§ EXERCISE INPUT
______________________________

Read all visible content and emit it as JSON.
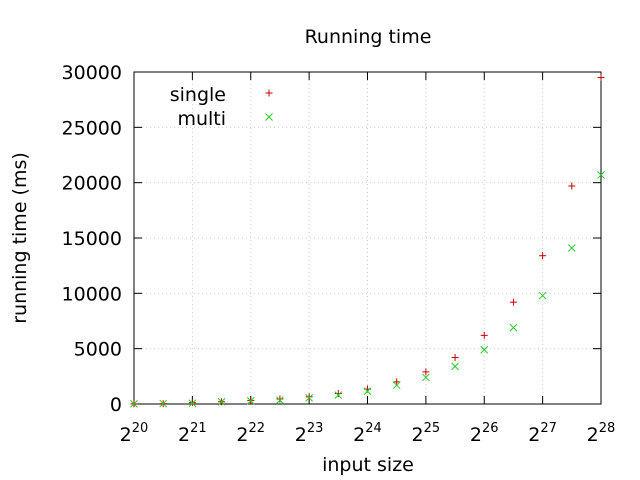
{
  "chart_data": {
    "type": "scatter",
    "title": "Running time",
    "xlabel": "input size",
    "ylabel": "running time (ms)",
    "x_scale": "log2",
    "x_tick_base": "2",
    "x_tick_exponents": [
      "20",
      "21",
      "22",
      "23",
      "24",
      "25",
      "26",
      "27",
      "28"
    ],
    "xlim": [
      1048576,
      268435456
    ],
    "ylim": [
      0,
      30000
    ],
    "y_ticks": [
      "0",
      "5000",
      "10000",
      "15000",
      "20000",
      "25000",
      "30000"
    ],
    "grid": true,
    "legend_position": "top-left",
    "x": [
      1048576,
      1482910,
      2097152,
      2965821,
      4194304,
      5931642,
      8388608,
      11863283,
      16777216,
      23726566,
      33554432,
      47453133,
      67108864,
      94906266,
      134217728,
      189812531,
      268435456
    ],
    "series": [
      {
        "name": "single",
        "marker": "plus",
        "color": "#cc0000",
        "values": [
          10,
          30,
          130,
          200,
          320,
          450,
          650,
          950,
          1350,
          2000,
          2900,
          4200,
          6200,
          9200,
          13400,
          19700,
          29500
        ]
      },
      {
        "name": "multi",
        "marker": "cross",
        "color": "#22cc22",
        "values": [
          10,
          40,
          70,
          200,
          280,
          340,
          550,
          800,
          1150,
          1700,
          2400,
          3400,
          4900,
          6900,
          9800,
          14100,
          20700
        ]
      }
    ]
  }
}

______________________________

§ WORK REQUIRED
Reproduce the data above in full, exactly as it is, with the pictures left out.

§ FINISHED EXERCISE
Read all visible content and emit it as JSON.
{
  "chart_data": {
    "type": "scatter",
    "title": "Running time",
    "xlabel": "input size",
    "ylabel": "running time (ms)",
    "x_scale": "log2",
    "x_tick_base": "2",
    "x_tick_exponents": [
      "20",
      "21",
      "22",
      "23",
      "24",
      "25",
      "26",
      "27",
      "28"
    ],
    "xlim": [
      1048576,
      268435456
    ],
    "ylim": [
      0,
      30000
    ],
    "y_ticks": [
      "0",
      "5000",
      "10000",
      "15000",
      "20000",
      "25000",
      "30000"
    ],
    "grid": true,
    "legend_position": "top-left",
    "x": [
      1048576,
      1482910,
      2097152,
      2965821,
      4194304,
      5931642,
      8388608,
      11863283,
      16777216,
      23726566,
      33554432,
      47453133,
      67108864,
      94906266,
      134217728,
      189812531,
      268435456
    ],
    "series": [
      {
        "name": "single",
        "marker": "plus",
        "color": "#cc0000",
        "values": [
          10,
          30,
          130,
          200,
          320,
          450,
          650,
          950,
          1350,
          2000,
          2900,
          4200,
          6200,
          9200,
          13400,
          19700,
          29500
        ]
      },
      {
        "name": "multi",
        "marker": "cross",
        "color": "#22cc22",
        "values": [
          10,
          40,
          70,
          200,
          280,
          340,
          550,
          800,
          1150,
          1700,
          2400,
          3400,
          4900,
          6900,
          9800,
          14100,
          20700
        ]
      }
    ]
  }
}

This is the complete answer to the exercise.